Labeled region entries:
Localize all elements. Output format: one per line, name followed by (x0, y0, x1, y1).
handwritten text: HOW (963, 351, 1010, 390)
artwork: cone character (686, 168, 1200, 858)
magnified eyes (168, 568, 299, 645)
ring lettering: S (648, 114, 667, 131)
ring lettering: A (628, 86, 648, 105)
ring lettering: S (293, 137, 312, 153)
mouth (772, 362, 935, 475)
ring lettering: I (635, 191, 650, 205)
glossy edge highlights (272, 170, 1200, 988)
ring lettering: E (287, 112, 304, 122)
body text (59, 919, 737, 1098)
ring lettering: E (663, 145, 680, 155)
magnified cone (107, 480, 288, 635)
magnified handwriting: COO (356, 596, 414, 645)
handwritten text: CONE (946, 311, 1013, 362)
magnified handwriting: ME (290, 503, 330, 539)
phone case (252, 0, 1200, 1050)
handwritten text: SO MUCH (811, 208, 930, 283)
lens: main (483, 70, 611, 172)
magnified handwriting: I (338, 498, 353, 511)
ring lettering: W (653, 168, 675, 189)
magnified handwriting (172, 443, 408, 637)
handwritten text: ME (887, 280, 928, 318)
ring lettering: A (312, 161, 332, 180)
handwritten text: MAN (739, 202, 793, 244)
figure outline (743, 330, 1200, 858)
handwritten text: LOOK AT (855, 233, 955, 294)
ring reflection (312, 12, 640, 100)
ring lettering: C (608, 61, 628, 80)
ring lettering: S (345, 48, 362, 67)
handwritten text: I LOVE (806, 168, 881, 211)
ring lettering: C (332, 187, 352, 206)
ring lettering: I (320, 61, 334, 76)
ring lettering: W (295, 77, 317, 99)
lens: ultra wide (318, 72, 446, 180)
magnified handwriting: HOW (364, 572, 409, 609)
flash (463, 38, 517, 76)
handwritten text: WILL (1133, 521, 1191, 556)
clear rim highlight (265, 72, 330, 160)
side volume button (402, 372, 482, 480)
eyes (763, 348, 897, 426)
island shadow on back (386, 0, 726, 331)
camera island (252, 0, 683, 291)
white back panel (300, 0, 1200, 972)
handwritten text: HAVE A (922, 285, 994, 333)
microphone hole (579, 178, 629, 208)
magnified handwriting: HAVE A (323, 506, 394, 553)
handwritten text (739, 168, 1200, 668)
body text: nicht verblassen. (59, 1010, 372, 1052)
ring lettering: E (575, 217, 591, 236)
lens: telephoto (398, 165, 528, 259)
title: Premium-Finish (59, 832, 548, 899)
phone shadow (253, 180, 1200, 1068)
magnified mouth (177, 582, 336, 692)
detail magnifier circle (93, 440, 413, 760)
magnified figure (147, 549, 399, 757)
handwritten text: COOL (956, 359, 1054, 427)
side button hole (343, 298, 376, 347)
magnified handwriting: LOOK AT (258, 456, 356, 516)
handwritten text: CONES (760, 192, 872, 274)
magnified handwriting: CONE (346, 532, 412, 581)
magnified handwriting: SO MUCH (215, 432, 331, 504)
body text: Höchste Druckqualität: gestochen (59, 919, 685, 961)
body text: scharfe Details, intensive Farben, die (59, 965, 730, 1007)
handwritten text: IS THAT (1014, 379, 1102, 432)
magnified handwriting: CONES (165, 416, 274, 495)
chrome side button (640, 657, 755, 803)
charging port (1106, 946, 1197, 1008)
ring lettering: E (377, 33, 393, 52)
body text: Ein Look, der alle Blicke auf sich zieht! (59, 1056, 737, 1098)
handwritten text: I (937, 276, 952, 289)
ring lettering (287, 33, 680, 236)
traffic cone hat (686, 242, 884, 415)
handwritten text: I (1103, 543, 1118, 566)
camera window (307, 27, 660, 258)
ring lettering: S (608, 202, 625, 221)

REQUIREMENT:
Identify each line in the material above that contains the string "MUCH", treating uppercase and lowercase as different, and copy those lines.

FINISHED ANSWER:
handwritten text: SO MUCH (811, 208, 930, 283)
magnified handwriting: SO MUCH (215, 432, 331, 504)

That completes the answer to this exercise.